::: Task data :::

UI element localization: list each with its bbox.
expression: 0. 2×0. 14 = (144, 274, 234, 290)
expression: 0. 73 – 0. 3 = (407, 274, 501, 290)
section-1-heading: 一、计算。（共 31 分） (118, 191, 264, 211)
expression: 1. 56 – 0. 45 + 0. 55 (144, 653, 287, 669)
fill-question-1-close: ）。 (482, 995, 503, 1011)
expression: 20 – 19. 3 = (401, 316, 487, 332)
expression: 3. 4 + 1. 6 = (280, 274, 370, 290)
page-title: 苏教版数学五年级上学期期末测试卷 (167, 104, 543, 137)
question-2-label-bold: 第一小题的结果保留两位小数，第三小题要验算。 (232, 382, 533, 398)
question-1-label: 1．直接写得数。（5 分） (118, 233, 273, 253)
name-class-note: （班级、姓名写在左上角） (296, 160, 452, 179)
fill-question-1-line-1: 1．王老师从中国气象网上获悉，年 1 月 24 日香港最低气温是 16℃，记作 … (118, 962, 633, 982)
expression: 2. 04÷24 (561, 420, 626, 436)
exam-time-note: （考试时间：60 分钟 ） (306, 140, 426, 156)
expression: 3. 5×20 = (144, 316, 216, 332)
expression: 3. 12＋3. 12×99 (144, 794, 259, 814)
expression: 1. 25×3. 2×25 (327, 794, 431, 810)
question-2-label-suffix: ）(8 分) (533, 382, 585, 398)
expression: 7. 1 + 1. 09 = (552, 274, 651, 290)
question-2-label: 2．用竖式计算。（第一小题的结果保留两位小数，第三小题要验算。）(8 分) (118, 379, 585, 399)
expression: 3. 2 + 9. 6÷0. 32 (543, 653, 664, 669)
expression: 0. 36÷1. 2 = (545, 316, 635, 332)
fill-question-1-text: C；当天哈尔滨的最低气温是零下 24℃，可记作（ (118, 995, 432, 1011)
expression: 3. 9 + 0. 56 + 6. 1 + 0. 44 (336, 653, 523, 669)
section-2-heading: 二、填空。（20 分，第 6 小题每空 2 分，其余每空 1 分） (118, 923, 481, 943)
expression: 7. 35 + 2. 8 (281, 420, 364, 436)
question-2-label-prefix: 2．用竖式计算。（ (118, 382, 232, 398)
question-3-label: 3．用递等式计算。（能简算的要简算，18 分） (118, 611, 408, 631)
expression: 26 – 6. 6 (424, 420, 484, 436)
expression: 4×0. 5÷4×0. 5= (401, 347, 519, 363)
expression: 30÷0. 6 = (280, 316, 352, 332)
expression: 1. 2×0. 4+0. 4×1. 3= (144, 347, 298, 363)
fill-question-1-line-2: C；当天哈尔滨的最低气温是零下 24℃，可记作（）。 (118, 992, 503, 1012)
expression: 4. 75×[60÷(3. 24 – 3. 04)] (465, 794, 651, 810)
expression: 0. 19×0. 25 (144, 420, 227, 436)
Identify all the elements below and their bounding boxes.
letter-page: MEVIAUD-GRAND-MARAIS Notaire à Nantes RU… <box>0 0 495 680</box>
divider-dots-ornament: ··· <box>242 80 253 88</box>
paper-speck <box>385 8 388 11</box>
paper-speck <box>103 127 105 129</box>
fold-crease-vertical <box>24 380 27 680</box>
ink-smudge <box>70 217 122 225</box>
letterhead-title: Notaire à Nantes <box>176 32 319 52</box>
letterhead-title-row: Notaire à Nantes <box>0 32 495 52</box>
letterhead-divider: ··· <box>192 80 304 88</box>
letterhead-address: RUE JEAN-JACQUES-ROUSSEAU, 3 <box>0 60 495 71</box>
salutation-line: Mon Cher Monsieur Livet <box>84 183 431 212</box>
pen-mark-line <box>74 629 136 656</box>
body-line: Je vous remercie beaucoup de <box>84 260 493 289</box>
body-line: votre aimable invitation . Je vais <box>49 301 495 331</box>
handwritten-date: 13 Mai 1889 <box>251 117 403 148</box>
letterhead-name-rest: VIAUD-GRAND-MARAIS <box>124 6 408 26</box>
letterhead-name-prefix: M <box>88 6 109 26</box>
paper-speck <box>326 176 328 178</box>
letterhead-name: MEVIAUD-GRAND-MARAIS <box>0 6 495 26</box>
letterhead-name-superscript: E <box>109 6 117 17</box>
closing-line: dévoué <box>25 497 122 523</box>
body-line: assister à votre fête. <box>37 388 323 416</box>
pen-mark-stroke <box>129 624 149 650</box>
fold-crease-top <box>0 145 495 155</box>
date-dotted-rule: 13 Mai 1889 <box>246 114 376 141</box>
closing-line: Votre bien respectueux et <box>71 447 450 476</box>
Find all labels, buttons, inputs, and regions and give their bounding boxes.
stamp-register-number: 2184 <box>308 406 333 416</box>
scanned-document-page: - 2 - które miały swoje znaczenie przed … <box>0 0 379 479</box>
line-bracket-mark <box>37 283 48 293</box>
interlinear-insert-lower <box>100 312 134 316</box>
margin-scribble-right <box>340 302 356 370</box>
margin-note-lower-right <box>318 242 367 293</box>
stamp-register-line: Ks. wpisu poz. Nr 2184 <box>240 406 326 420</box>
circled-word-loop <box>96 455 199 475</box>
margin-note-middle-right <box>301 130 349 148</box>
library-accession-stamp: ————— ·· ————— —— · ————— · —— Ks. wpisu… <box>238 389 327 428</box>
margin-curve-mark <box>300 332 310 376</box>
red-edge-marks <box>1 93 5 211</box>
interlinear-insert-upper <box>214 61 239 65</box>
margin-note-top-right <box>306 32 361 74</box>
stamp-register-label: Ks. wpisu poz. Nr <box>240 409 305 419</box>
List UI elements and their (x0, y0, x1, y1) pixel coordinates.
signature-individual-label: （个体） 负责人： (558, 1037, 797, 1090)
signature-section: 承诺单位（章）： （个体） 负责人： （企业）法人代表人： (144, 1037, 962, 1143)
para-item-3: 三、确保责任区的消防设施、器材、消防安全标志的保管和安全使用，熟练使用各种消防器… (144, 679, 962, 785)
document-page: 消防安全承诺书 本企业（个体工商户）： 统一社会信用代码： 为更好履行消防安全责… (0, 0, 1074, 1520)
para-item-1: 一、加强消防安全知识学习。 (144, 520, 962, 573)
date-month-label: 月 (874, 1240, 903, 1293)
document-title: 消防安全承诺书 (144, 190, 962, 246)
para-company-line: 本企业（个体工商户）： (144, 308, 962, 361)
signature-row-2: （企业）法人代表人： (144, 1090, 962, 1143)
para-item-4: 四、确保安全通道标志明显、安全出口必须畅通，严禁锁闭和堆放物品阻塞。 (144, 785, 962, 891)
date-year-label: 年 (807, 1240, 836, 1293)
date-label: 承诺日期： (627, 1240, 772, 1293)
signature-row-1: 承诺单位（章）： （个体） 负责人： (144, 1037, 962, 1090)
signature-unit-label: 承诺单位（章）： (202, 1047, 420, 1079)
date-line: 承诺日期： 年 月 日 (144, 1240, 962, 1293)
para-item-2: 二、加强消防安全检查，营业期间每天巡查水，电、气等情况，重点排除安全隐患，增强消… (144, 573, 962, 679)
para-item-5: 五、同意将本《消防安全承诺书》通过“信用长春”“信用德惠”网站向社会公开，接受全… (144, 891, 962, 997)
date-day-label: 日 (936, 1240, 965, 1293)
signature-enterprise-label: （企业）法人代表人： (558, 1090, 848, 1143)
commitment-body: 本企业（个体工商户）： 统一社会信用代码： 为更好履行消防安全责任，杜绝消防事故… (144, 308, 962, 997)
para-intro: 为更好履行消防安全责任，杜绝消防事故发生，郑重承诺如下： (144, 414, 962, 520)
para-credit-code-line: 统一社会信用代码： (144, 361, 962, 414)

:::

#### Exercise objective:
Swap "expression" for "formula" in everything from the start of the items down through the line containing "question-1-label: 1．直接写得数。（5 分）". Write those lines out again with nothing else changed.

#### Answer to the task:
UI element localization: list each with its bbox.
formula: 0. 2×0. 14 = (144, 274, 234, 290)
formula: 0. 73 – 0. 3 = (407, 274, 501, 290)
section-1-heading: 一、计算。（共 31 分） (118, 191, 264, 211)
formula: 1. 56 – 0. 45 + 0. 55 (144, 653, 287, 669)
fill-question-1-close: ）。 (482, 995, 503, 1011)
formula: 20 – 19. 3 = (401, 316, 487, 332)
formula: 3. 4 + 1. 6 = (280, 274, 370, 290)
page-title: 苏教版数学五年级上学期期末测试卷 (167, 104, 543, 137)
question-2-label-bold: 第一小题的结果保留两位小数，第三小题要验算。 (232, 382, 533, 398)
question-1-label: 1．直接写得数。（5 分） (118, 233, 273, 253)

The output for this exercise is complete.